- PROBLEM TO SOLVE -
Your task is to copy every line of this material exactly.

- SOURCE DATA -

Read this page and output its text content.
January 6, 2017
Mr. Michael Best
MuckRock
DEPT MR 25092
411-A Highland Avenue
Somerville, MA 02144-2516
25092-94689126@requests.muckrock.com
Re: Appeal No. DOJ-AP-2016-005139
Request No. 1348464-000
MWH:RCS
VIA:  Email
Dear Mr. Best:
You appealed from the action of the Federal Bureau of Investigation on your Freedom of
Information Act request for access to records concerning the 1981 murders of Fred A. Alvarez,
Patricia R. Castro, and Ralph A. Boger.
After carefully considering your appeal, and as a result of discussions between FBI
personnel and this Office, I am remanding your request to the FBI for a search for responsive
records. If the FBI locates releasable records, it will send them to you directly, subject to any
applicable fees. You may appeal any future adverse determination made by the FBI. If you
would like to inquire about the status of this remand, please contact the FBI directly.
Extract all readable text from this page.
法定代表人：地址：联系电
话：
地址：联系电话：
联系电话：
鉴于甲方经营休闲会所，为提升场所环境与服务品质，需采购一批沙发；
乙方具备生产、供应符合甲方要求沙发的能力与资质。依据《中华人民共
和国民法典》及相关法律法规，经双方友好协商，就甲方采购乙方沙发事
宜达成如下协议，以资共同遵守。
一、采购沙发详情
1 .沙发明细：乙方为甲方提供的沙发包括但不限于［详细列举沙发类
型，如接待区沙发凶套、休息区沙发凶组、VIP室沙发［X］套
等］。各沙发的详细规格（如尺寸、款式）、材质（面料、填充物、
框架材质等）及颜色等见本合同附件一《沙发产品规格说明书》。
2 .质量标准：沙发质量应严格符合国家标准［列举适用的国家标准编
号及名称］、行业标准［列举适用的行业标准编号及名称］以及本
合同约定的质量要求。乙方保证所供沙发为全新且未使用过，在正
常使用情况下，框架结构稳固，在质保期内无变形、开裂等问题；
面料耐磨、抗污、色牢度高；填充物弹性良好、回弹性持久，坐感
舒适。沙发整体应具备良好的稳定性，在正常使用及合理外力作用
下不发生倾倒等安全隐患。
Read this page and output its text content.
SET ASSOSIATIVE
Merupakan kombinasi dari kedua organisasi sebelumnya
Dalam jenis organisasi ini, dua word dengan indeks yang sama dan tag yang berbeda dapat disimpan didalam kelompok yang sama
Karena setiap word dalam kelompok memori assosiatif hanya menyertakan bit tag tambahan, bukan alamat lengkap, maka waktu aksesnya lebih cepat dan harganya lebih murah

- COMPLETED EXERCISE -
Read this page and output its text content.
January 6, 2017
Mr. Michael Best
MuckRock
DEPT MR 25092
411-A Highland Avenue
Somerville, MA 02144-2516
25092-94689126@requests.muckrock.com
Re: Appeal No. DOJ-AP-2016-005139
Request No. 1348464-000
MWH:RCS
VIA:  Email
Dear Mr. Best:
You appealed from the action of the Federal Bureau of Investigation on your Freedom of
Information Act request for access to records concerning the 1981 murders of Fred A. Alvarez,
Patricia R. Castro, and Ralph A. Boger.
After carefully considering your appeal, and as a result of discussions between FBI
personnel and this Office, I am remanding your request to the FBI for a search for responsive
records. If the FBI locates releasable records, it will send them to you directly, subject to any
applicable fees. You may appeal any future adverse determination made by the FBI. If you
would like to inquire about the status of this remand, please contact the FBI directly.
Extract all readable text from this page.
法定代表人：地址：联系电
话：
地址：联系电话：
联系电话：
鉴于甲方经营休闲会所，为提升场所环境与服务品质，需采购一批沙发；
乙方具备生产、供应符合甲方要求沙发的能力与资质。依据《中华人民共
和国民法典》及相关法律法规，经双方友好协商，就甲方采购乙方沙发事
宜达成如下协议，以资共同遵守。
一、采购沙发详情
1 .沙发明细：乙方为甲方提供的沙发包括但不限于［详细列举沙发类
型，如接待区沙发凶套、休息区沙发凶组、VIP室沙发［X］套
等］。各沙发的详细规格（如尺寸、款式）、材质（面料、填充物、
框架材质等）及颜色等见本合同附件一《沙发产品规格说明书》。
2 .质量标准：沙发质量应严格符合国家标准［列举适用的国家标准编
号及名称］、行业标准［列举适用的行业标准编号及名称］以及本
合同约定的质量要求。乙方保证所供沙发为全新且未使用过，在正
常使用情况下，框架结构稳固，在质保期内无变形、开裂等问题；
面料耐磨、抗污、色牢度高；填充物弹性良好、回弹性持久，坐感
舒适。沙发整体应具备良好的稳定性，在正常使用及合理外力作用
下不发生倾倒等安全隐患。
Read this page and output its text content.
SET ASSOSIATIVE
Merupakan kombinasi dari kedua organisasi sebelumnya
Dalam jenis organisasi ini, dua word dengan indeks yang sama dan tag yang berbeda dapat disimpan didalam kelompok yang sama
Karena setiap word dalam kelompok memori assosiatif hanya menyertakan bit tag tambahan, bukan alamat lengkap, maka waktu aksesnya lebih cepat dan harganya lebih murah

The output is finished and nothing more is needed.